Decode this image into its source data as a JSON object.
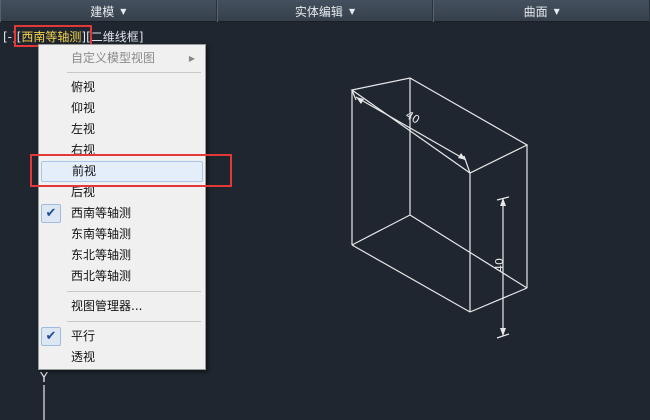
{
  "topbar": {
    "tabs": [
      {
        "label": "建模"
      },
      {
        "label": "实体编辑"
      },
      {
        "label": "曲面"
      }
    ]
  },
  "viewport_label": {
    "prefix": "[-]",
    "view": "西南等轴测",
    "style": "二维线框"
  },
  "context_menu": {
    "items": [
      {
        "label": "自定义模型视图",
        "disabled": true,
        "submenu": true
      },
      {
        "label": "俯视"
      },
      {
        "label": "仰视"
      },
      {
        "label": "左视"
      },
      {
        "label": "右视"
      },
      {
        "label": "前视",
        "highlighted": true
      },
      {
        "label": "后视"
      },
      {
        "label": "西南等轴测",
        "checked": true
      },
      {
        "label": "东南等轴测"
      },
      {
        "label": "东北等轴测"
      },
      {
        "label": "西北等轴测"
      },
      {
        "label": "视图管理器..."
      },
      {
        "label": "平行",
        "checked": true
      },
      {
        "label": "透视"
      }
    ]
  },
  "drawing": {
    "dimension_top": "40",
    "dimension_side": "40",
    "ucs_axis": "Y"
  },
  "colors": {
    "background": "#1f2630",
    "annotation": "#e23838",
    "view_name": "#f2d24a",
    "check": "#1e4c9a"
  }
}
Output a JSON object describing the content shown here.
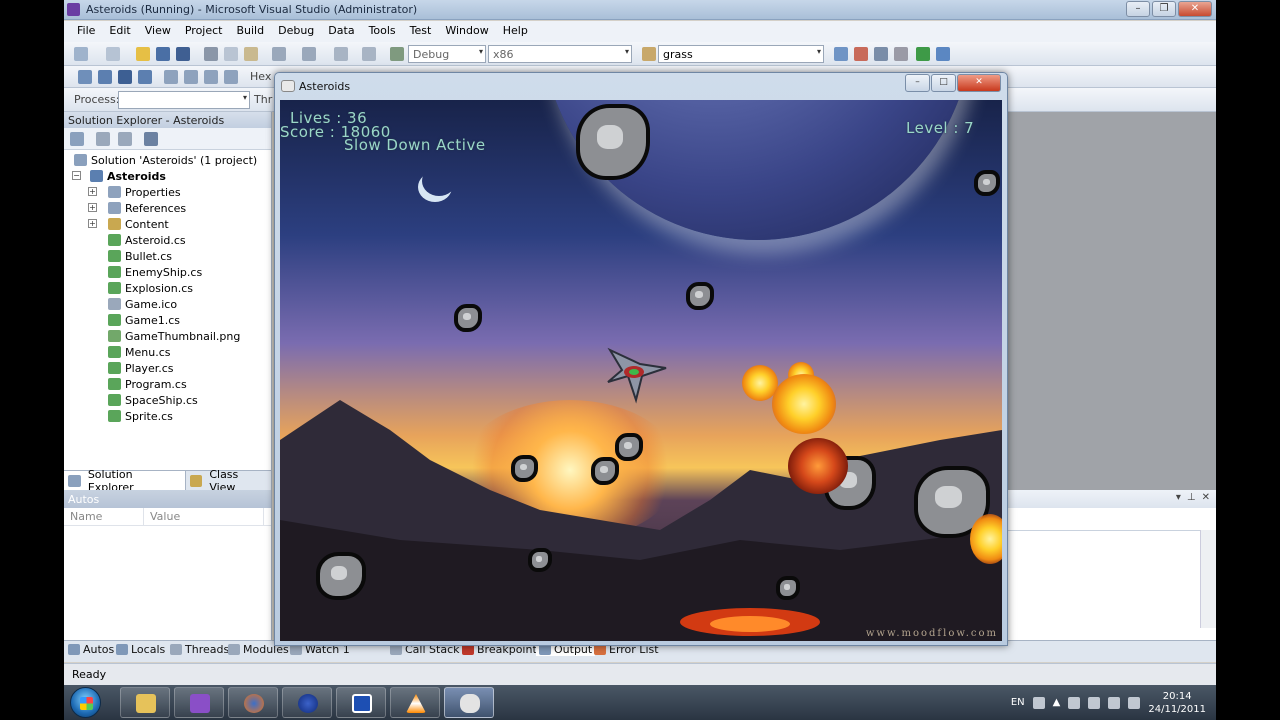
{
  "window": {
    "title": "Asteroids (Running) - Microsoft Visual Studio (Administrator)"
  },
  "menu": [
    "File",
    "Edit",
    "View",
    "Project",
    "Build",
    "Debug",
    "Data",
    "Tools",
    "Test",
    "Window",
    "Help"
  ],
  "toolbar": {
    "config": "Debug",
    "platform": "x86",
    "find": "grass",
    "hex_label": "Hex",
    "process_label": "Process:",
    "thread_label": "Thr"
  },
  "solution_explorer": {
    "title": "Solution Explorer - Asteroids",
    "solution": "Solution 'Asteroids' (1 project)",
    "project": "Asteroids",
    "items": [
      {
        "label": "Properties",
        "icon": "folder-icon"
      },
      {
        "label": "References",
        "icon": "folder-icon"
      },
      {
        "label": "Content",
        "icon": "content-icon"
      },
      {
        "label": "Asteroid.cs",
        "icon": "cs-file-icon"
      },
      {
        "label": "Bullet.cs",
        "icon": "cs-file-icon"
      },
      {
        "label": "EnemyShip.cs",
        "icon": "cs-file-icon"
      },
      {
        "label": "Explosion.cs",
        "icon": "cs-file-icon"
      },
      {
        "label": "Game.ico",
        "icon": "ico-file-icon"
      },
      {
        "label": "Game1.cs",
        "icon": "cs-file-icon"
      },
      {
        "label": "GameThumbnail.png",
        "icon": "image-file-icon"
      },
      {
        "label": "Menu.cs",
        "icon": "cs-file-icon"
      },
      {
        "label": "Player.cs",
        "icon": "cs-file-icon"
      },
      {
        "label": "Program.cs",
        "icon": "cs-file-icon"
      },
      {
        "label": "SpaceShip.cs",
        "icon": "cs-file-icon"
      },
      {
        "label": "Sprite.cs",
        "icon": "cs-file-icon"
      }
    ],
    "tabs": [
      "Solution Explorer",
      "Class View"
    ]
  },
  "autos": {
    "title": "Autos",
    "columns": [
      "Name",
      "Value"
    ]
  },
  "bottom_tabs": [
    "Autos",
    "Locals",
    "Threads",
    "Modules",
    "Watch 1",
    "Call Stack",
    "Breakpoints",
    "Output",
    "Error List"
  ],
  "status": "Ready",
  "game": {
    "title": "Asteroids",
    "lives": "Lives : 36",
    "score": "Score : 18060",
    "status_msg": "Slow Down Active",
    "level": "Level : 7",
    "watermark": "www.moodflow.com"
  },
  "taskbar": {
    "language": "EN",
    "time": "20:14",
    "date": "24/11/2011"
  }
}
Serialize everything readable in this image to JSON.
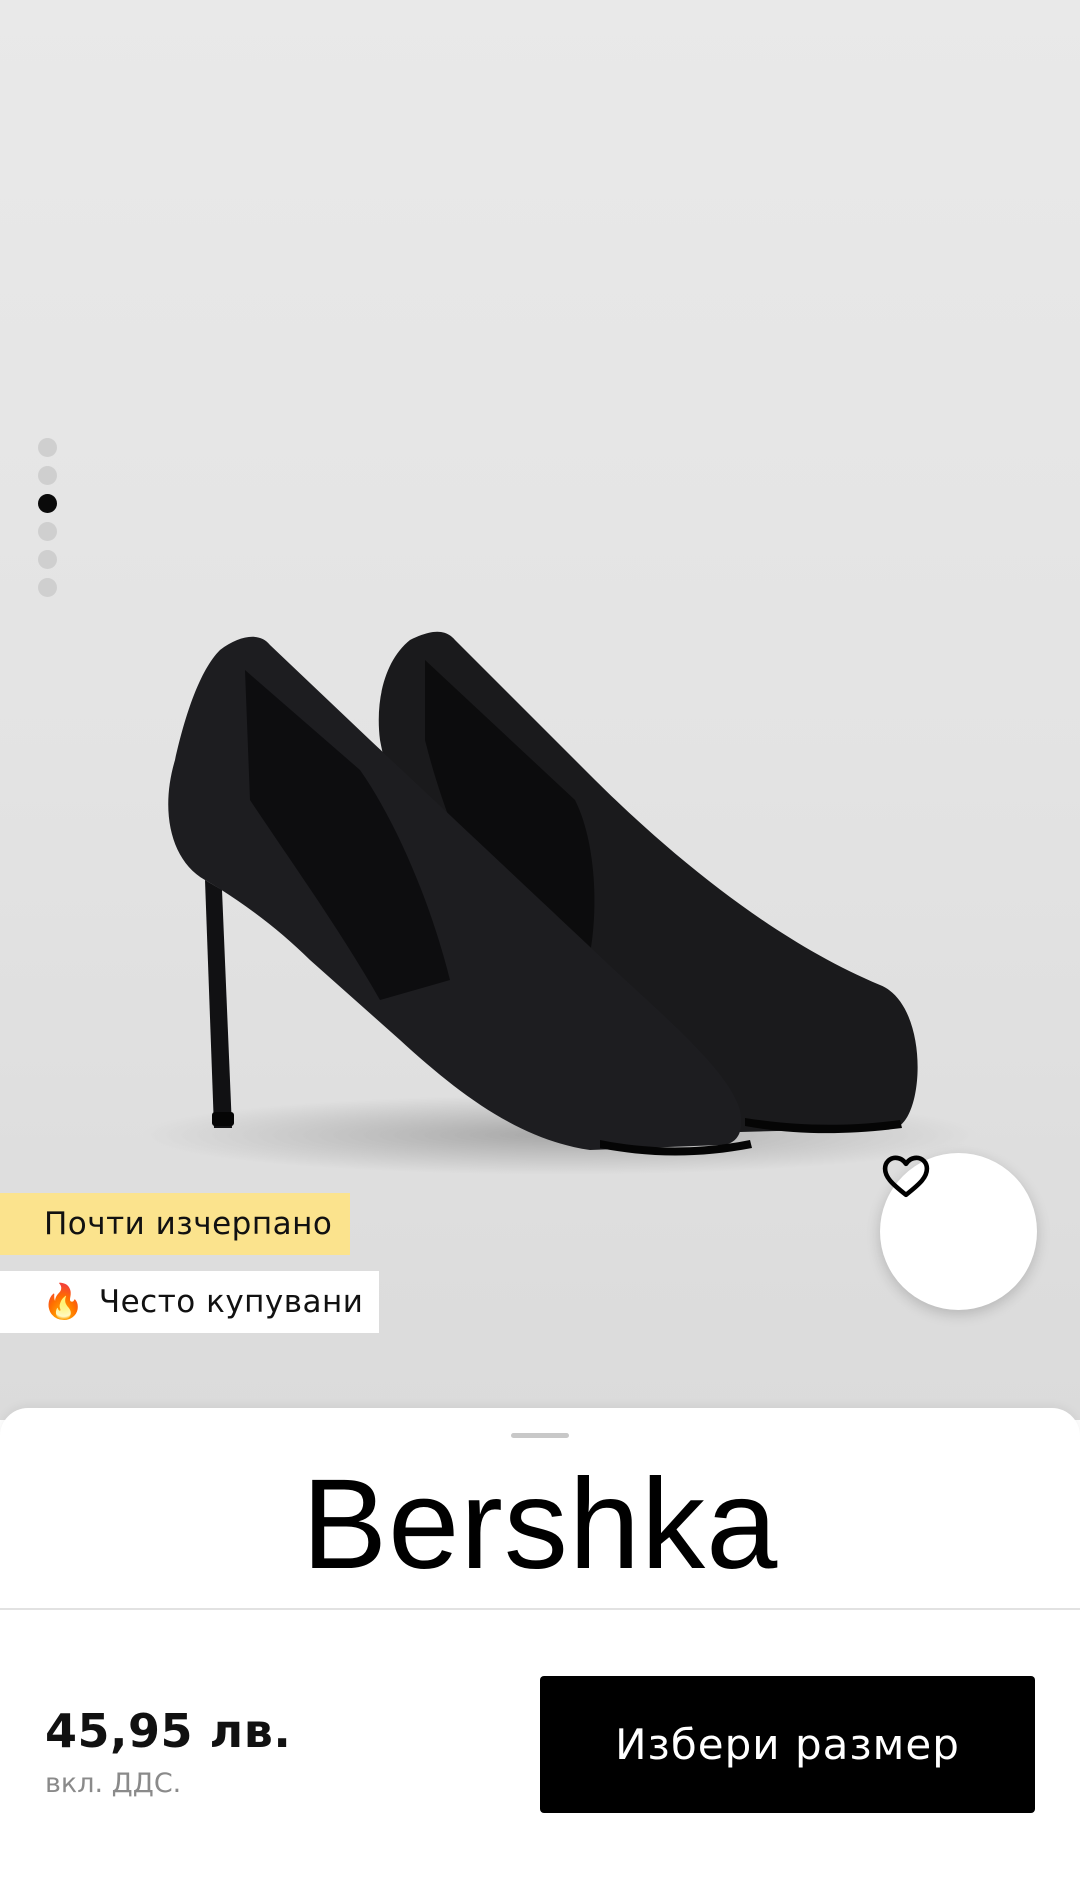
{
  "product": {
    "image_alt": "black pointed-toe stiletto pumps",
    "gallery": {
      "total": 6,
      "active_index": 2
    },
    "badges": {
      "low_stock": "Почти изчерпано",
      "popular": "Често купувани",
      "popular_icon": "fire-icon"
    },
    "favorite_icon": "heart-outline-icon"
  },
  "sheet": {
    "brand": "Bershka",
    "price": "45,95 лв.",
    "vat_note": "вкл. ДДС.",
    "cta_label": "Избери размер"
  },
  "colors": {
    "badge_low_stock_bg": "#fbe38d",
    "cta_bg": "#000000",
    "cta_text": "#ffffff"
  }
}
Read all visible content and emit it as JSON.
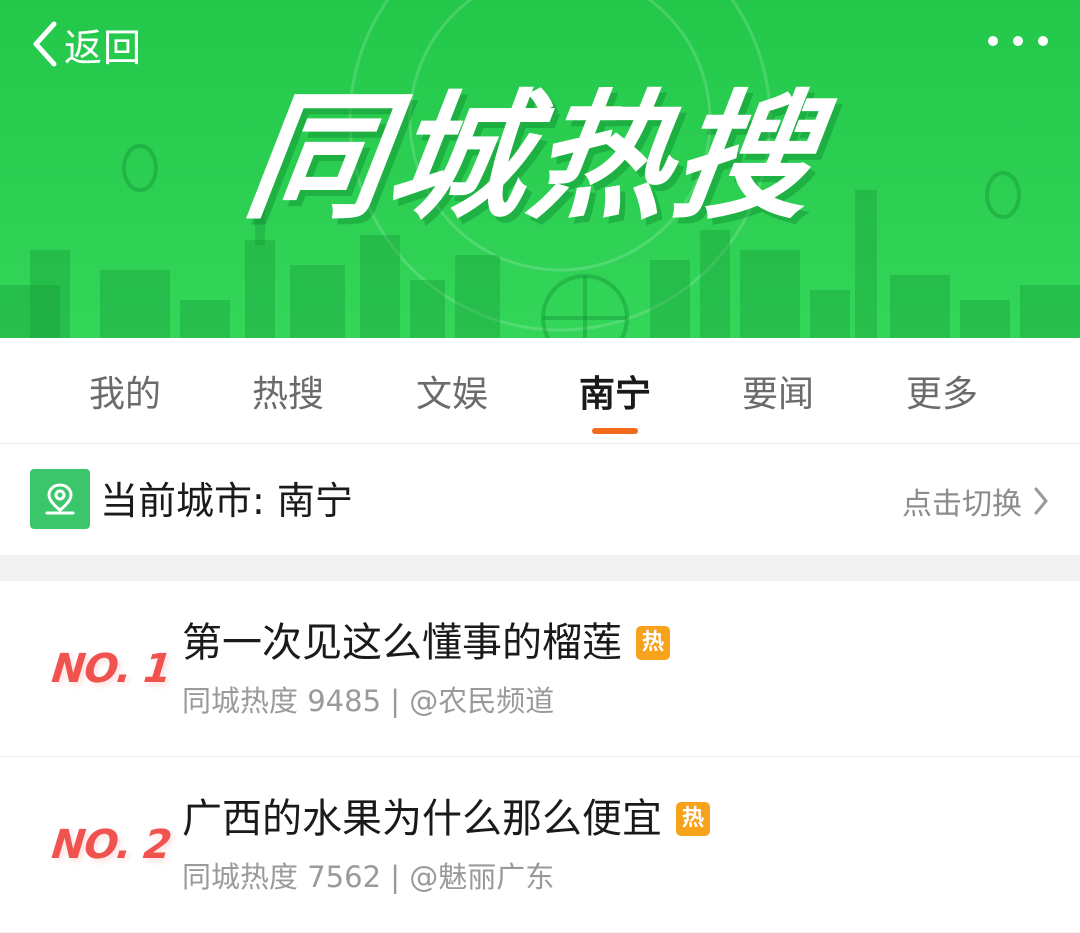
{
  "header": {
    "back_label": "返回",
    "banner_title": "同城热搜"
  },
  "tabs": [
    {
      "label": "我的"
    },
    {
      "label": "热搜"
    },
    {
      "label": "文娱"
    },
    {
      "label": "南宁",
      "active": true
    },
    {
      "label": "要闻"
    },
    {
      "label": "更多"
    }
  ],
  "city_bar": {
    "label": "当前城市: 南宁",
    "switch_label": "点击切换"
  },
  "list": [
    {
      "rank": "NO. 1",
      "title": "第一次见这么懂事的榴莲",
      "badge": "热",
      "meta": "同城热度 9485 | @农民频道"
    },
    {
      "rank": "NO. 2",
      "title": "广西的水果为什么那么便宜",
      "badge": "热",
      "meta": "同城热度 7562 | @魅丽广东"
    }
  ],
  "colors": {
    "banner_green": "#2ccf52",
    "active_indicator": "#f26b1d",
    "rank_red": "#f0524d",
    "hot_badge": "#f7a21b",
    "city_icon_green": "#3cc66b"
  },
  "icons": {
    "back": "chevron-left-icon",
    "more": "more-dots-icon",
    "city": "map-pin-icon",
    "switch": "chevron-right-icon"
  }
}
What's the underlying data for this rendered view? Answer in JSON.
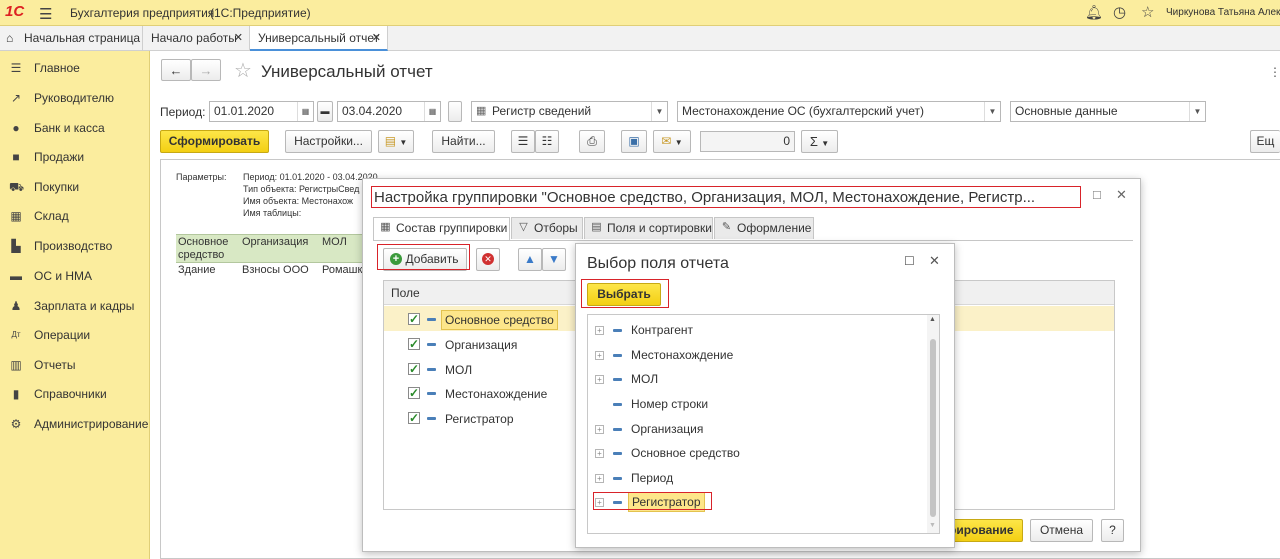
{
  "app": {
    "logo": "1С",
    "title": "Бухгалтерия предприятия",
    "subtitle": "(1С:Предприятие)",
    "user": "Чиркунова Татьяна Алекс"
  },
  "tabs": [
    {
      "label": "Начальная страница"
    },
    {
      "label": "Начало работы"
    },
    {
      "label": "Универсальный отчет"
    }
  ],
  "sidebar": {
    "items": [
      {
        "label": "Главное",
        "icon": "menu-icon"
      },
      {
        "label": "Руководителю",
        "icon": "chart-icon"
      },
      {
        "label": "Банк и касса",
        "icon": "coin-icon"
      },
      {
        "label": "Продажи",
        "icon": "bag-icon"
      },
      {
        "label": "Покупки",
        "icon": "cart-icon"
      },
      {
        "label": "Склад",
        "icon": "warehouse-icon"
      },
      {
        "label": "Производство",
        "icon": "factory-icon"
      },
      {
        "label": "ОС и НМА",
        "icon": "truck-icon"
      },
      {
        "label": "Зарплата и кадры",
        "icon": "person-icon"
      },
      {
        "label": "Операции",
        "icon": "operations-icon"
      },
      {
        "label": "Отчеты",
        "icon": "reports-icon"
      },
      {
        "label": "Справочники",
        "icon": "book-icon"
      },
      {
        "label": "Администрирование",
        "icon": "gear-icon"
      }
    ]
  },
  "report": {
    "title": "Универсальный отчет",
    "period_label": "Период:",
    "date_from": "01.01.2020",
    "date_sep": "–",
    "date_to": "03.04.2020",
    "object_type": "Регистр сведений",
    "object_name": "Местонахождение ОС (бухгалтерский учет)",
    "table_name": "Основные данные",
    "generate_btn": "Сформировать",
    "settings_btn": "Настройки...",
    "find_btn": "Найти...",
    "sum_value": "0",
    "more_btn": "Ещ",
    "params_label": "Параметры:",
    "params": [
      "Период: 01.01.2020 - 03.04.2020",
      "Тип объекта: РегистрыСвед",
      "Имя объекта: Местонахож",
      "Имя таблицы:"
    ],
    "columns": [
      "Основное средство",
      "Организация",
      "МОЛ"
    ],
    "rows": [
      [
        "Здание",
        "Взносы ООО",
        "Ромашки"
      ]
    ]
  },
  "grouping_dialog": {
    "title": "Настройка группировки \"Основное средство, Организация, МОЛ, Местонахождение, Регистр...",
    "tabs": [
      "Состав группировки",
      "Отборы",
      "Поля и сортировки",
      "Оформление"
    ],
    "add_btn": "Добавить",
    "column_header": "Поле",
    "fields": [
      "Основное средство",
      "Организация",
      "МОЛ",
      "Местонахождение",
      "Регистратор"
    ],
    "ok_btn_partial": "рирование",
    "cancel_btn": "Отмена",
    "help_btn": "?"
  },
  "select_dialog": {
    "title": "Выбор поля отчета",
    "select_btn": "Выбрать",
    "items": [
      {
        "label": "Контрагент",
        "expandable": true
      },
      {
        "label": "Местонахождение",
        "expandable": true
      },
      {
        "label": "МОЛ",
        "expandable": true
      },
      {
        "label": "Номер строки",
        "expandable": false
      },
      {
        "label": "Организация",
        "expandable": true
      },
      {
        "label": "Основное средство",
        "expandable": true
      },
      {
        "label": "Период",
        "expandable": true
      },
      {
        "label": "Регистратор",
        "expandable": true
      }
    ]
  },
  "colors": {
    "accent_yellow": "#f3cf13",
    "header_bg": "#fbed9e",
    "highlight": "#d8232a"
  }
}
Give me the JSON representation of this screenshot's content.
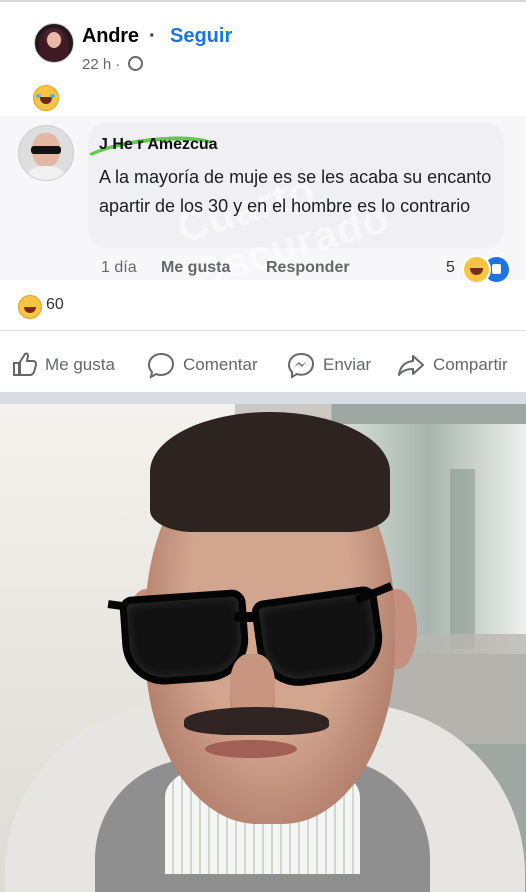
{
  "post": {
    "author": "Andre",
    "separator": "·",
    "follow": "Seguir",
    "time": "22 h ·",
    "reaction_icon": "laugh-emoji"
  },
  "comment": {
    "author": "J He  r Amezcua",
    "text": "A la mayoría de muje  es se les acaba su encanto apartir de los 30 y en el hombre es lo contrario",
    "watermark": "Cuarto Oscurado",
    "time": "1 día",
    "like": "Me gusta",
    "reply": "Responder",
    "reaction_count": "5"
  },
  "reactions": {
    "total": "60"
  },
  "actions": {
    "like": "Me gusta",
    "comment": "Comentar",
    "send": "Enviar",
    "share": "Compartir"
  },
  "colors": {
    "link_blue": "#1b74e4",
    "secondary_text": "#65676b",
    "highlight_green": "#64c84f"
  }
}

Task prompt - Leave out every line without the string "Период" and copy the rest.

Written reply -
    "period_label": "Период:",
      "Период: 01.01.2020 - 03.04.2020",
        "label": "Период",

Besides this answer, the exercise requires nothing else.